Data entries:
--- begin ---

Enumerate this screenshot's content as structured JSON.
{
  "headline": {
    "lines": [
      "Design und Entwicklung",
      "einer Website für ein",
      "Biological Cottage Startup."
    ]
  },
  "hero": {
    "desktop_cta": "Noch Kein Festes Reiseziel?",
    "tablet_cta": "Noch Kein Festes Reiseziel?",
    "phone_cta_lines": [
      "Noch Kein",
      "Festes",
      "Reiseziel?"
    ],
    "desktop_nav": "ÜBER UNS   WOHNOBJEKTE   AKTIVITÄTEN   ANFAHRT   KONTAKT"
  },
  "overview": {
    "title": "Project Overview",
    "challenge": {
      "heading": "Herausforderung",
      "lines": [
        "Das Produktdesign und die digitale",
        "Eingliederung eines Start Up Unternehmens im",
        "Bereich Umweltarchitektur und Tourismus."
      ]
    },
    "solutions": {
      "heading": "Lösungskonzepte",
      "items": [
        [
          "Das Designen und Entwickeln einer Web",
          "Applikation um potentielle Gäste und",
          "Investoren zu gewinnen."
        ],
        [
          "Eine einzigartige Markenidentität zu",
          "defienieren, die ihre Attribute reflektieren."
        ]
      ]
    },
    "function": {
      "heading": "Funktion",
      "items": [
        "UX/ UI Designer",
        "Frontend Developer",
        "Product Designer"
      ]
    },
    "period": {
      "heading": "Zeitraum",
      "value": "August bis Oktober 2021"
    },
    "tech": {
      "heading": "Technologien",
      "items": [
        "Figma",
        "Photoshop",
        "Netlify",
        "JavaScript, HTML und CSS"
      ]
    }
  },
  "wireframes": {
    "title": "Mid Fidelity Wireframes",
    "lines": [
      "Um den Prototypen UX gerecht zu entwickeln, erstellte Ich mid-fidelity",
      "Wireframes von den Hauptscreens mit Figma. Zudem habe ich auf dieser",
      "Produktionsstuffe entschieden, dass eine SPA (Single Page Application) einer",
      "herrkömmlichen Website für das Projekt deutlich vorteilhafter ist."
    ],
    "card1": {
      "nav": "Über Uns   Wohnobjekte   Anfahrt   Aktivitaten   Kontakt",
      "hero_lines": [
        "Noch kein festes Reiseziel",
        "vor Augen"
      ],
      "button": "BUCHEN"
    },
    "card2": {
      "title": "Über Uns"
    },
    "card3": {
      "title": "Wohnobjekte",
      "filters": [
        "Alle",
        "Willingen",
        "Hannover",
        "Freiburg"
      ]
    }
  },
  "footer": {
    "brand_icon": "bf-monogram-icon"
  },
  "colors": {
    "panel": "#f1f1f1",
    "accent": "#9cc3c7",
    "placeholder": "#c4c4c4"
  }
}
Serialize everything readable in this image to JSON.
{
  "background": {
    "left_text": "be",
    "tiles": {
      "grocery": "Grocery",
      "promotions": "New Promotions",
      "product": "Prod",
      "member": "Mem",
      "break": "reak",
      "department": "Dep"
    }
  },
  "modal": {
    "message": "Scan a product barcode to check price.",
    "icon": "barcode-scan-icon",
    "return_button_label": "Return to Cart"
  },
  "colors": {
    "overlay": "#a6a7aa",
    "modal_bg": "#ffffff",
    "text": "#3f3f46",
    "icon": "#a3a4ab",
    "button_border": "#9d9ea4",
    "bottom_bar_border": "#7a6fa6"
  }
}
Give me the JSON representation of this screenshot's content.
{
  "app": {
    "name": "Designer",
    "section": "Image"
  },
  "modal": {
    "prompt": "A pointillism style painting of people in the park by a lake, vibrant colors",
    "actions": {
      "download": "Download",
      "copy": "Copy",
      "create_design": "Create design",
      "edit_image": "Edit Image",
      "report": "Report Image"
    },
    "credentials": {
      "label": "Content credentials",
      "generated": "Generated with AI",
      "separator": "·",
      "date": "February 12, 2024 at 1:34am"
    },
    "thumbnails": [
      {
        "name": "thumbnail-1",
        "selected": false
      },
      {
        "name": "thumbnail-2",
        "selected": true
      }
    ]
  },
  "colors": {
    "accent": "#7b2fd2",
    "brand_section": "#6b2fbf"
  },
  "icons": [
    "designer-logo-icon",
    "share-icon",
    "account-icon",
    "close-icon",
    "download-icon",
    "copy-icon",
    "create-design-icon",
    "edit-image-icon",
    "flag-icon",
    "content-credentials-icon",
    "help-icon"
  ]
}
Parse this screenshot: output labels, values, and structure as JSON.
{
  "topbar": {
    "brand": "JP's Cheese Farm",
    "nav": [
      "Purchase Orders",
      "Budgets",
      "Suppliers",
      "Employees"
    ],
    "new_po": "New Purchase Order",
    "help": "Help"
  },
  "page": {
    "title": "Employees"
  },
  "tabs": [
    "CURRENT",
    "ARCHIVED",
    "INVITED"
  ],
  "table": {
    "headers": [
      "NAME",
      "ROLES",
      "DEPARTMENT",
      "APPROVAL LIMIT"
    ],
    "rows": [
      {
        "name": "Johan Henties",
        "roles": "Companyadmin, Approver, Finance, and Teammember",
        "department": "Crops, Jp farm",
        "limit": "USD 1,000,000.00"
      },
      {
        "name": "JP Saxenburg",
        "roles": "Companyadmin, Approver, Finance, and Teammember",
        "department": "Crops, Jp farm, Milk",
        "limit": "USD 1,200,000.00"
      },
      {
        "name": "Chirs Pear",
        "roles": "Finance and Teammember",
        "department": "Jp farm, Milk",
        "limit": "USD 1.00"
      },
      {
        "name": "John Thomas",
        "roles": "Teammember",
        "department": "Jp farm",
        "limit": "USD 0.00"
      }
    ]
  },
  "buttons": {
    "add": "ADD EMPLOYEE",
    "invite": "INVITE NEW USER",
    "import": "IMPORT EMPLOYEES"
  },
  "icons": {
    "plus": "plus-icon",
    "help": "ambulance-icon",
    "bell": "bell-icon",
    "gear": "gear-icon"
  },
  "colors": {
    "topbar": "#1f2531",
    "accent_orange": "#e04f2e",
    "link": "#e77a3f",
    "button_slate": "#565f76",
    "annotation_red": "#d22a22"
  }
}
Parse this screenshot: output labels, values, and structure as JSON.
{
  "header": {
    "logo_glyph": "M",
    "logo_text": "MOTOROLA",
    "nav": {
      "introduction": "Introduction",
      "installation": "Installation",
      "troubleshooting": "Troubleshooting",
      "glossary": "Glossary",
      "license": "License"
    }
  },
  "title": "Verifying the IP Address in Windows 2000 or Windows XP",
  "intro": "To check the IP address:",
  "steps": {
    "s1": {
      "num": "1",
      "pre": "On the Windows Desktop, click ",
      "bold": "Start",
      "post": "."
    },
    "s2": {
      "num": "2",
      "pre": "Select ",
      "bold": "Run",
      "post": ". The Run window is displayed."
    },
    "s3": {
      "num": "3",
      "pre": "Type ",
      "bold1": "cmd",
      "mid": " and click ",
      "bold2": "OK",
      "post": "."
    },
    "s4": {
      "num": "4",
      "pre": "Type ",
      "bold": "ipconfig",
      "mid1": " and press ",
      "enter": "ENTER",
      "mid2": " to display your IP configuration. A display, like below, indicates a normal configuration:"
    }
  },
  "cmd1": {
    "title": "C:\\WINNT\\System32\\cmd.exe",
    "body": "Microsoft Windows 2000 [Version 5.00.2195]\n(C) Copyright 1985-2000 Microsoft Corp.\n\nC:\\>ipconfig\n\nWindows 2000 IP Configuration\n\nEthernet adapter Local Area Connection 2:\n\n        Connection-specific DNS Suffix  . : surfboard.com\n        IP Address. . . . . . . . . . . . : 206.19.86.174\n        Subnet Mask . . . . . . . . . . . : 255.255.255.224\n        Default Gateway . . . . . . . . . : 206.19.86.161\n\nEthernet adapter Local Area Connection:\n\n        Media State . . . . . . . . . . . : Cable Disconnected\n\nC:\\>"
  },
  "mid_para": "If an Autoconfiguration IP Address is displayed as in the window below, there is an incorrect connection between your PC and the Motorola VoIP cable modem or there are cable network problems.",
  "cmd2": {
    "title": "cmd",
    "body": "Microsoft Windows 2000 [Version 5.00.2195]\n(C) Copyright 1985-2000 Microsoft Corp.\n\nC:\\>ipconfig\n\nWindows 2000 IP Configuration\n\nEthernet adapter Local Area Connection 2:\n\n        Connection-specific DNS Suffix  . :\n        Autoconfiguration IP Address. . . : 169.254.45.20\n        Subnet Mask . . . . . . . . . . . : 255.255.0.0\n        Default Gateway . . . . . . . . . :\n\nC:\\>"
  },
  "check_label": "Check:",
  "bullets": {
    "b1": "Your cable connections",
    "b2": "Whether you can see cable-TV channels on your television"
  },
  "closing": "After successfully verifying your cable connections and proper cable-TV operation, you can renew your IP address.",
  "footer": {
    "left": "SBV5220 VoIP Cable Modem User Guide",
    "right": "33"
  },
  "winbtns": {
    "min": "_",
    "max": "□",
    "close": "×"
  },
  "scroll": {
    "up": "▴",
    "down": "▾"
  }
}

--- end ---

- Aim -
Find out how many lines in the listing contain the string "heading". Give the number alone.

- Problem solution -
5